• GIVEN INFORMATION:
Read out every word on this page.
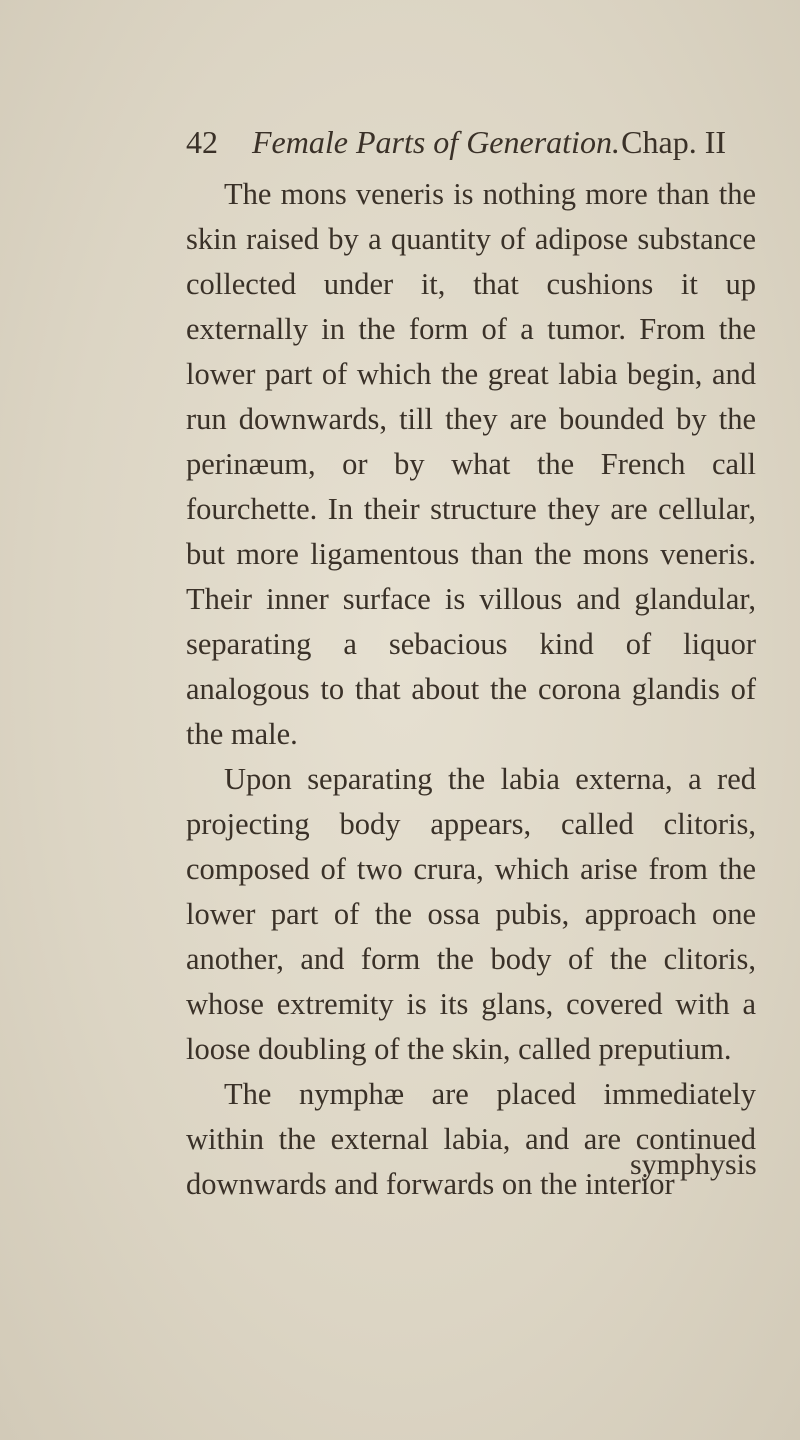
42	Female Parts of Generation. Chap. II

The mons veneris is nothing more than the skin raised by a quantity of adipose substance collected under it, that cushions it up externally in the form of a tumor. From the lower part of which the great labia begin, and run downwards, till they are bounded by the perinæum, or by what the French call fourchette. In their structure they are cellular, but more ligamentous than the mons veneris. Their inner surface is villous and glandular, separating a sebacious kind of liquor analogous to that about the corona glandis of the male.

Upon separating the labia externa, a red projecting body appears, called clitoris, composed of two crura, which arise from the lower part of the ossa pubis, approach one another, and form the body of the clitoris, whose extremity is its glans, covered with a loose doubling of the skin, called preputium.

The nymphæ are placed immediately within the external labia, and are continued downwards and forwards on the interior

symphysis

• WORK ORDER:
Give the data again exactly. Keep the images out.

• REPLY:
Read out every word on this page.
42	Female Parts of Generation. Chap. II

The mons veneris is nothing more than the skin raised by a quantity of adipose substance collected under it, that cushions it up externally in the form of a tumor. From the lower part of which the great labia begin, and run downwards, till they are bounded by the perinæum, or by what the French call fourchette. In their structure they are cellular, but more ligamentous than the mons veneris. Their inner surface is villous and glandular, separating a sebacious kind of liquor analogous to that about the corona glandis of the male.

Upon separating the labia externa, a red projecting body appears, called clitoris, composed of two crura, which arise from the lower part of the ossa pubis, approach one another, and form the body of the clitoris, whose extremity is its glans, covered with a loose doubling of the skin, called preputium.

The nymphæ are placed immediately within the external labia, and are continued downwards and forwards on the interior

symphysis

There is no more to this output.